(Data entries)
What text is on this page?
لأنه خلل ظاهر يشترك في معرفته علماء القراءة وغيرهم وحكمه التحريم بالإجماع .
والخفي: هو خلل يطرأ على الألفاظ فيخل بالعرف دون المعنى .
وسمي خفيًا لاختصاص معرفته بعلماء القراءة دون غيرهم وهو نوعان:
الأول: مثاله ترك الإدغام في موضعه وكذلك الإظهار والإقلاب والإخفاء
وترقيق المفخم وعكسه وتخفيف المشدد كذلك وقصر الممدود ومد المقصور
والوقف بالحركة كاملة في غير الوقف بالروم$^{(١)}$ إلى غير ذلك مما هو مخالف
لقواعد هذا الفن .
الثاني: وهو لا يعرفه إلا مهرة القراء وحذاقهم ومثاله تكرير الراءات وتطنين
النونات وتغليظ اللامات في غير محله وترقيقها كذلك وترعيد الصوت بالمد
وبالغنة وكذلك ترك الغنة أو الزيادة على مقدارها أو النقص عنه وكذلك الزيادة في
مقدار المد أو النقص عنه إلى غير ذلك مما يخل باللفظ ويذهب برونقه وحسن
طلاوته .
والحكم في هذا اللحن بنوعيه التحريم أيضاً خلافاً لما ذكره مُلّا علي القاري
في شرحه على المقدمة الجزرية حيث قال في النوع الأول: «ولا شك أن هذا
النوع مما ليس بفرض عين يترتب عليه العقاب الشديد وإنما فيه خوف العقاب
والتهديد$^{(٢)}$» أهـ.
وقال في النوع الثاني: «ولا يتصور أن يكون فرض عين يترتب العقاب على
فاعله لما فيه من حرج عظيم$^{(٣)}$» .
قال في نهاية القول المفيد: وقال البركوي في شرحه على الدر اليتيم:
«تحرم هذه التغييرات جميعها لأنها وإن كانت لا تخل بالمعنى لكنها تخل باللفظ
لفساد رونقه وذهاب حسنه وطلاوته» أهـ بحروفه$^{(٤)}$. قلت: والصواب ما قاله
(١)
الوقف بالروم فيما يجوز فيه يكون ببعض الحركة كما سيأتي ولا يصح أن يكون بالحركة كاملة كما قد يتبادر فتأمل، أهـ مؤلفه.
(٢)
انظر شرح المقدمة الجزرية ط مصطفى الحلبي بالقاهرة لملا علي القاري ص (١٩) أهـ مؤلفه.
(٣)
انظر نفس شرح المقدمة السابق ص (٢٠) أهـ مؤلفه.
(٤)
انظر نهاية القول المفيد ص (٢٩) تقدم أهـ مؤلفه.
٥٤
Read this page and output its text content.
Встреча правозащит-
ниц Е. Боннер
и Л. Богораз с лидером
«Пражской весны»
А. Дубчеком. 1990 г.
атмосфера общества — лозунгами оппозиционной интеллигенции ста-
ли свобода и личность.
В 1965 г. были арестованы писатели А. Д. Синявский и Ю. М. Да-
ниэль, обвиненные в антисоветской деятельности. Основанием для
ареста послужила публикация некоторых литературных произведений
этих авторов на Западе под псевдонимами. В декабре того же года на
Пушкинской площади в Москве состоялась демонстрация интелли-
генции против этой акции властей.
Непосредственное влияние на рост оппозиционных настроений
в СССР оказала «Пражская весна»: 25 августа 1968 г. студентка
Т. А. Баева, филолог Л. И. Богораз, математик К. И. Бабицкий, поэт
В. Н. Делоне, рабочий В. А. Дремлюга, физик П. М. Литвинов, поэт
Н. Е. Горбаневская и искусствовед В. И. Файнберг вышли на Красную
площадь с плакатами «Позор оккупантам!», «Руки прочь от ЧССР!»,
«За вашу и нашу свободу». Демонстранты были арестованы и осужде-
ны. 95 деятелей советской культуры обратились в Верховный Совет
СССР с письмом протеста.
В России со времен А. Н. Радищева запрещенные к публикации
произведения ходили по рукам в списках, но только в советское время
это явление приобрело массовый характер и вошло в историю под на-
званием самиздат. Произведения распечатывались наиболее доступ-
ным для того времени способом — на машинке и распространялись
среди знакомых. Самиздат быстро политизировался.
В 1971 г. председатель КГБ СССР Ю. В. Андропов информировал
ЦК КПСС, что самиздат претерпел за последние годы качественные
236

Required task
Write out every line from the records above, word for word.

Correct result
What text is on this page?
لأنه خلل ظاهر يشترك في معرفته علماء القراءة وغيرهم وحكمه التحريم بالإجماع .
والخفي: هو خلل يطرأ على الألفاظ فيخل بالعرف دون المعنى .
وسمي خفيًا لاختصاص معرفته بعلماء القراءة دون غيرهم وهو نوعان:
الأول: مثاله ترك الإدغام في موضعه وكذلك الإظهار والإقلاب والإخفاء
وترقيق المفخم وعكسه وتخفيف المشدد كذلك وقصر الممدود ومد المقصور
والوقف بالحركة كاملة في غير الوقف بالروم$^{(١)}$ إلى غير ذلك مما هو مخالف
لقواعد هذا الفن .
الثاني: وهو لا يعرفه إلا مهرة القراء وحذاقهم ومثاله تكرير الراءات وتطنين
النونات وتغليظ اللامات في غير محله وترقيقها كذلك وترعيد الصوت بالمد
وبالغنة وكذلك ترك الغنة أو الزيادة على مقدارها أو النقص عنه وكذلك الزيادة في
مقدار المد أو النقص عنه إلى غير ذلك مما يخل باللفظ ويذهب برونقه وحسن
طلاوته .
والحكم في هذا اللحن بنوعيه التحريم أيضاً خلافاً لما ذكره مُلّا علي القاري
في شرحه على المقدمة الجزرية حيث قال في النوع الأول: «ولا شك أن هذا
النوع مما ليس بفرض عين يترتب عليه العقاب الشديد وإنما فيه خوف العقاب
والتهديد$^{(٢)}$» أهـ.
وقال في النوع الثاني: «ولا يتصور أن يكون فرض عين يترتب العقاب على
فاعله لما فيه من حرج عظيم$^{(٣)}$» .
قال في نهاية القول المفيد: وقال البركوي في شرحه على الدر اليتيم:
«تحرم هذه التغييرات جميعها لأنها وإن كانت لا تخل بالمعنى لكنها تخل باللفظ
لفساد رونقه وذهاب حسنه وطلاوته» أهـ بحروفه$^{(٤)}$. قلت: والصواب ما قاله
(١)
الوقف بالروم فيما يجوز فيه يكون ببعض الحركة كما سيأتي ولا يصح أن يكون بالحركة كاملة كما قد يتبادر فتأمل، أهـ مؤلفه.
(٢)
انظر شرح المقدمة الجزرية ط مصطفى الحلبي بالقاهرة لملا علي القاري ص (١٩) أهـ مؤلفه.
(٣)
انظر نفس شرح المقدمة السابق ص (٢٠) أهـ مؤلفه.
(٤)
انظر نهاية القول المفيد ص (٢٩) تقدم أهـ مؤلفه.
٥٤
Read this page and output its text content.
Встреча правозащит-
ниц Е. Боннер
и Л. Богораз с лидером
«Пражской весны»
А. Дубчеком. 1990 г.
атмосфера общества — лозунгами оппозиционной интеллигенции ста-
ли свобода и личность.
В 1965 г. были арестованы писатели А. Д. Синявский и Ю. М. Да-
ниэль, обвиненные в антисоветской деятельности. Основанием для
ареста послужила публикация некоторых литературных произведений
этих авторов на Западе под псевдонимами. В декабре того же года на
Пушкинской площади в Москве состоялась демонстрация интелли-
генции против этой акции властей.
Непосредственное влияние на рост оппозиционных настроений
в СССР оказала «Пражская весна»: 25 августа 1968 г. студентка
Т. А. Баева, филолог Л. И. Богораз, математик К. И. Бабицкий, поэт
В. Н. Делоне, рабочий В. А. Дремлюга, физик П. М. Литвинов, поэт
Н. Е. Горбаневская и искусствовед В. И. Файнберг вышли на Красную
площадь с плакатами «Позор оккупантам!», «Руки прочь от ЧССР!»,
«За вашу и нашу свободу». Демонстранты были арестованы и осужде-
ны. 95 деятелей советской культуры обратились в Верховный Совет
СССР с письмом протеста.
В России со времен А. Н. Радищева запрещенные к публикации
произведения ходили по рукам в списках, но только в советское время
это явление приобрело массовый характер и вошло в историю под на-
званием самиздат. Произведения распечатывались наиболее доступ-
ным для того времени способом — на машинке и распространялись
среди знакомых. Самиздат быстро политизировался.
В 1971 г. председатель КГБ СССР Ю. В. Андропов информировал
ЦК КПСС, что самиздат претерпел за последние годы качественные
236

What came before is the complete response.